Entries shown:

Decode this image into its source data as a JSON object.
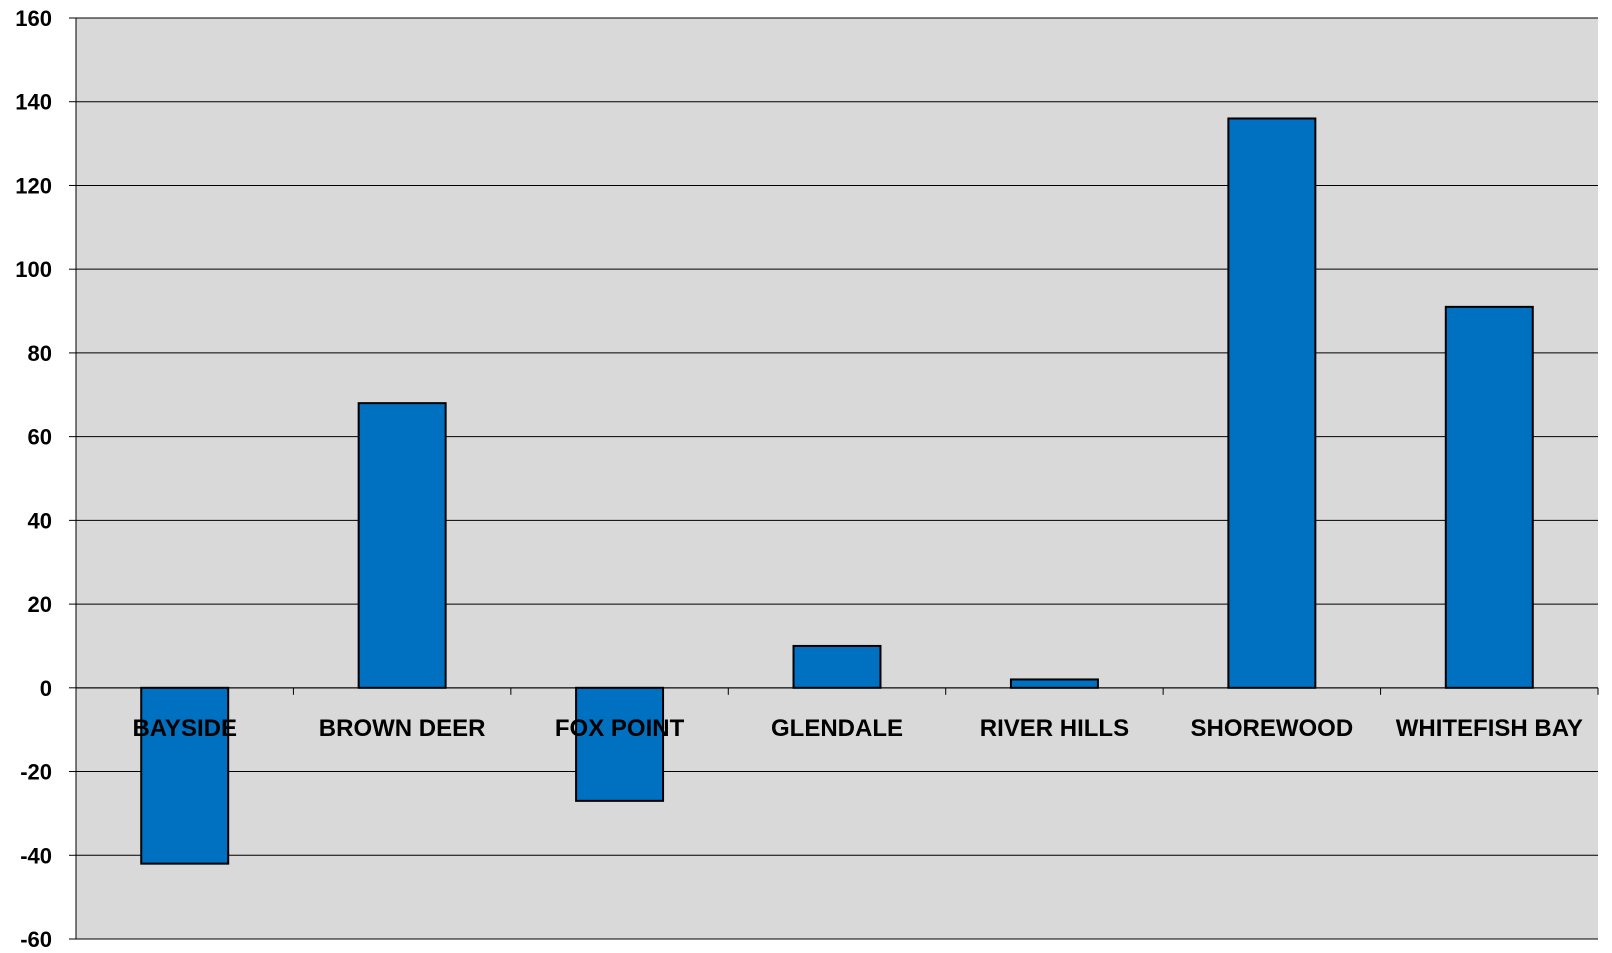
{
  "chart_data": {
    "type": "bar",
    "categories": [
      "BAYSIDE",
      "BROWN DEER",
      "FOX POINT",
      "GLENDALE",
      "RIVER HILLS",
      "SHOREWOOD",
      "WHITEFISH BAY"
    ],
    "values": [
      -42,
      68,
      -27,
      10,
      2,
      136,
      91
    ],
    "title": "",
    "xlabel": "",
    "ylabel": "",
    "ylim": [
      -60,
      160
    ],
    "yticks": [
      160,
      140,
      120,
      100,
      80,
      60,
      40,
      20,
      0,
      -20,
      -40,
      -60
    ],
    "ytick_labels": [
      "160",
      "140",
      "120",
      "100",
      "80",
      "60",
      "40",
      "20",
      "0",
      "-20",
      "-40",
      "-60"
    ],
    "grid": true,
    "legend": "none",
    "colors": {
      "bar": "#0070C0",
      "bar_border": "#000000",
      "plot_background": "#D9D9D9",
      "gridline": "#000000"
    }
  }
}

Written problem: Make an exact copy of every entry above, minus the images.

Solution for this task:
Decode this image into its source data as a JSON object.
{
  "chart_data": {
    "type": "bar",
    "categories": [
      "BAYSIDE",
      "BROWN DEER",
      "FOX POINT",
      "GLENDALE",
      "RIVER HILLS",
      "SHOREWOOD",
      "WHITEFISH BAY"
    ],
    "values": [
      -42,
      68,
      -27,
      10,
      2,
      136,
      91
    ],
    "title": "",
    "xlabel": "",
    "ylabel": "",
    "ylim": [
      -60,
      160
    ],
    "yticks": [
      160,
      140,
      120,
      100,
      80,
      60,
      40,
      20,
      0,
      -20,
      -40,
      -60
    ],
    "ytick_labels": [
      "160",
      "140",
      "120",
      "100",
      "80",
      "60",
      "40",
      "20",
      "0",
      "-20",
      "-40",
      "-60"
    ],
    "grid": true,
    "legend": "none",
    "colors": {
      "bar": "#0070C0",
      "bar_border": "#000000",
      "plot_background": "#D9D9D9",
      "gridline": "#000000"
    }
  }
}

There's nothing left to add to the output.